===== Data provided =====

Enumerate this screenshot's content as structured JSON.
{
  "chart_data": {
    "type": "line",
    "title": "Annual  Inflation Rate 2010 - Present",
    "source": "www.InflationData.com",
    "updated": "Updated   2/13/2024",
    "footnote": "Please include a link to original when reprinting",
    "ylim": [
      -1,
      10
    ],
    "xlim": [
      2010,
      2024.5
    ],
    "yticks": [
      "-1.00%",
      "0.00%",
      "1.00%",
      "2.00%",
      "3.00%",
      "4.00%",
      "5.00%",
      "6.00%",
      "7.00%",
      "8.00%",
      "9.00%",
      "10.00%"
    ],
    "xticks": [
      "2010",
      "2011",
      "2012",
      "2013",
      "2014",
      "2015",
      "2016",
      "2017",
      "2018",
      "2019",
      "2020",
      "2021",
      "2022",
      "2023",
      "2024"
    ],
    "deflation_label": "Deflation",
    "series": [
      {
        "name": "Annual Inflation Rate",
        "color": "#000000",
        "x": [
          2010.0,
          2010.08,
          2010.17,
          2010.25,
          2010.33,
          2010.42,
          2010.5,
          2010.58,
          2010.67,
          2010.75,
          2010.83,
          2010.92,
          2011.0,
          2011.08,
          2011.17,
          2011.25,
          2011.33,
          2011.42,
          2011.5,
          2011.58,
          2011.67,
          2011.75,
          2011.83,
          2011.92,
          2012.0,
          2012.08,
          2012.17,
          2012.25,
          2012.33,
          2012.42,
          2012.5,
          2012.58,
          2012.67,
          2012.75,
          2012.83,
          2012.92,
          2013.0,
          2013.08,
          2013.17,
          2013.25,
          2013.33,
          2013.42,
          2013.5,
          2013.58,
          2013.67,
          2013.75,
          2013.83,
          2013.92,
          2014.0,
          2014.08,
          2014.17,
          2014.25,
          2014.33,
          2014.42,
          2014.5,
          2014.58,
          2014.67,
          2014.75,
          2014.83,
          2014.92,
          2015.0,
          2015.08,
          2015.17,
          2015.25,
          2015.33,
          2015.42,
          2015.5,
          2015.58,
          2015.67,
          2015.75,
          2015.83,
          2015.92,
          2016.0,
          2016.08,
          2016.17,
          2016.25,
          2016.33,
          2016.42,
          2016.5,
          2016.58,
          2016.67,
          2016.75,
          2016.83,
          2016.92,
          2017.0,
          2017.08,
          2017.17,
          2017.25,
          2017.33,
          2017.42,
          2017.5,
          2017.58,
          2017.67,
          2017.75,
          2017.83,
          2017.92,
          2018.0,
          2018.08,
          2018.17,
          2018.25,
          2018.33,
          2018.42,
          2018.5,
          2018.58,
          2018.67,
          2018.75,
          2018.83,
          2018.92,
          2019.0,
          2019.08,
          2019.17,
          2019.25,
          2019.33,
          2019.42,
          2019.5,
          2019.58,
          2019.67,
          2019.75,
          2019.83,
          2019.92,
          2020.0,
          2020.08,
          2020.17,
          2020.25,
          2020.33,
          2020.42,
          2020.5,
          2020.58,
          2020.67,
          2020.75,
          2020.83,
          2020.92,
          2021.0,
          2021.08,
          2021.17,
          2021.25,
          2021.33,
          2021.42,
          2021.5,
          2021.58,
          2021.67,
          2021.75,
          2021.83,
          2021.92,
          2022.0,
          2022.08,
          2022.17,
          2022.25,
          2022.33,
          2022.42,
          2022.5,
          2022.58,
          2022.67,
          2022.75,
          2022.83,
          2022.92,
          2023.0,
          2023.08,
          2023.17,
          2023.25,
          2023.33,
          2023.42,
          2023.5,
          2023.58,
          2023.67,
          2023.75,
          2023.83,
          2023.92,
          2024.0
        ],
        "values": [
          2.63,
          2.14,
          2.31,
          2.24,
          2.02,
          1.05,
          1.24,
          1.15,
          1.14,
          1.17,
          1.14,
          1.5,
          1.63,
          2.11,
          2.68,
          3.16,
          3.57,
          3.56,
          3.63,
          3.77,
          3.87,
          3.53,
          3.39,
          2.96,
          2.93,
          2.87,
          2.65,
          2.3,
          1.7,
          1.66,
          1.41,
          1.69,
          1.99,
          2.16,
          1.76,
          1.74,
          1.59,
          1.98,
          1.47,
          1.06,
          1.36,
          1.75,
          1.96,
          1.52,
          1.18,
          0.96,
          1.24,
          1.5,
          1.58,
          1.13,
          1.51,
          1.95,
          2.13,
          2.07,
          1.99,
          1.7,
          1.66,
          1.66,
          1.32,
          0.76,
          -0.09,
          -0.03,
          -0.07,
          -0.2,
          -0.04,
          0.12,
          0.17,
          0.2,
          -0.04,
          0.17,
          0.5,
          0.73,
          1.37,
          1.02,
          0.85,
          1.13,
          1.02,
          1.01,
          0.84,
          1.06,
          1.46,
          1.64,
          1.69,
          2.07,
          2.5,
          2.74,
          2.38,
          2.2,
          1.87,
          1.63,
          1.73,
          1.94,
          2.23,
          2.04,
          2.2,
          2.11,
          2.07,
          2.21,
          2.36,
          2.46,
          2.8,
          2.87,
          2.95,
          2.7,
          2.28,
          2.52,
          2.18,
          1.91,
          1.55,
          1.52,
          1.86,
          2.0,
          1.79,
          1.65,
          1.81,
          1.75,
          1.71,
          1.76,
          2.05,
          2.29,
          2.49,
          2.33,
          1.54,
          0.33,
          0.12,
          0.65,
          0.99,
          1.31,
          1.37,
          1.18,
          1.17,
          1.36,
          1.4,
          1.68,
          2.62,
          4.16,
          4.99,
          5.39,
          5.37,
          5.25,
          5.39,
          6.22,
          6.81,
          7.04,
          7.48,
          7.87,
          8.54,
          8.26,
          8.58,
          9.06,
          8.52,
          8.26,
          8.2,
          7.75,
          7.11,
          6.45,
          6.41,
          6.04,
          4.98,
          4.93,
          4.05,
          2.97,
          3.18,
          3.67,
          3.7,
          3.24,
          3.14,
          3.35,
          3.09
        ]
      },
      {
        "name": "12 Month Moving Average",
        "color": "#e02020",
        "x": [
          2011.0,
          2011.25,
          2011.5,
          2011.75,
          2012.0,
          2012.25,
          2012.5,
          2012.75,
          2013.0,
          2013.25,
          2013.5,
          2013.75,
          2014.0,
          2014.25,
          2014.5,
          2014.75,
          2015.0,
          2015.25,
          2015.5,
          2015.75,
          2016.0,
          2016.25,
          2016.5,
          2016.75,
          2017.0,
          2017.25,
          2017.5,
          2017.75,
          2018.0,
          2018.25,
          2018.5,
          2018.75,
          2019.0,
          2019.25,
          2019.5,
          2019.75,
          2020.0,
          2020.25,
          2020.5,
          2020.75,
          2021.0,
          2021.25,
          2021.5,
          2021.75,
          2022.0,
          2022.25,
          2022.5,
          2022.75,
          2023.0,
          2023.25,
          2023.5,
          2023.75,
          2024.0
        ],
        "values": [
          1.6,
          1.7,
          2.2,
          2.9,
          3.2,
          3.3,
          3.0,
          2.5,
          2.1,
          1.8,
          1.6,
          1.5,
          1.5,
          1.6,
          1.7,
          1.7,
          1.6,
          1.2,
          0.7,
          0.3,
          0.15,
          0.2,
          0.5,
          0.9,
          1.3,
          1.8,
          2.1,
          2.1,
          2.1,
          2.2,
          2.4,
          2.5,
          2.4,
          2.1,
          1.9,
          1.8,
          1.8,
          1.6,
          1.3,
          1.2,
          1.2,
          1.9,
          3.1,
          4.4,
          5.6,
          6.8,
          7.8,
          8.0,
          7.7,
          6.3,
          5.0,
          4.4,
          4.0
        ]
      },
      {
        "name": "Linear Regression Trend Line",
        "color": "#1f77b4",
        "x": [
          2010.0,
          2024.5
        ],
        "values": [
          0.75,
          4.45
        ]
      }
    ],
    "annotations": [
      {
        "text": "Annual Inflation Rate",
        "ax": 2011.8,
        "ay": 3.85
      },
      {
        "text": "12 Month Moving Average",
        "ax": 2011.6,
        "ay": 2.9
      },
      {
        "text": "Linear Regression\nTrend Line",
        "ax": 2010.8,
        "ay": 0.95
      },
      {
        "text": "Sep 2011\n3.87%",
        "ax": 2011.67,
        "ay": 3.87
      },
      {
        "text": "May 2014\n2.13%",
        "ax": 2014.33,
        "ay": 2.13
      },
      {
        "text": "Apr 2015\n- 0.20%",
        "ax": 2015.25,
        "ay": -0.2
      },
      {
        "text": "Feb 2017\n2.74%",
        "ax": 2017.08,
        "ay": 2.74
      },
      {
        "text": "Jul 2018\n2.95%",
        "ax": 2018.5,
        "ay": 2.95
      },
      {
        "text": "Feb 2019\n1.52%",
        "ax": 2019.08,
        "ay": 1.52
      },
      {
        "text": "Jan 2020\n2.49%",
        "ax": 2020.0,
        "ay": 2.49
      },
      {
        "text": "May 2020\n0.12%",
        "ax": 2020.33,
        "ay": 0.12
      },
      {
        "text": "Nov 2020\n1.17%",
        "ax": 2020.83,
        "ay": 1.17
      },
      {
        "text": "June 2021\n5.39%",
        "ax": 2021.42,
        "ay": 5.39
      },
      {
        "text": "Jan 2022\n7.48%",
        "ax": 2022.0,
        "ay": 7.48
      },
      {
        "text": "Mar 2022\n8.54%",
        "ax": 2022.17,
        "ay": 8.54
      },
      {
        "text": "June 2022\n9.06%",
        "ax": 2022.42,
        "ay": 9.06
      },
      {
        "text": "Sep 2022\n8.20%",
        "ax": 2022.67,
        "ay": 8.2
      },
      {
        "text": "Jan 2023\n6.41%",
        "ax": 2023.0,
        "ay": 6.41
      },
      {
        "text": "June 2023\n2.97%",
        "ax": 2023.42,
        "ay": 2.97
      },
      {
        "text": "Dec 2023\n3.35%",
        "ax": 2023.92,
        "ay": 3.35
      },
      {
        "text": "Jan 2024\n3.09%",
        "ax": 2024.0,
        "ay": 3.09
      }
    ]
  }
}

=====

## What you will do:
Go through the listing above and locate each line that holds the word "Regression". Copy those lines.

## Problem solution:
        "name": "Linear Regression Trend Line",
        "text": "Linear Regression\nTrend Line",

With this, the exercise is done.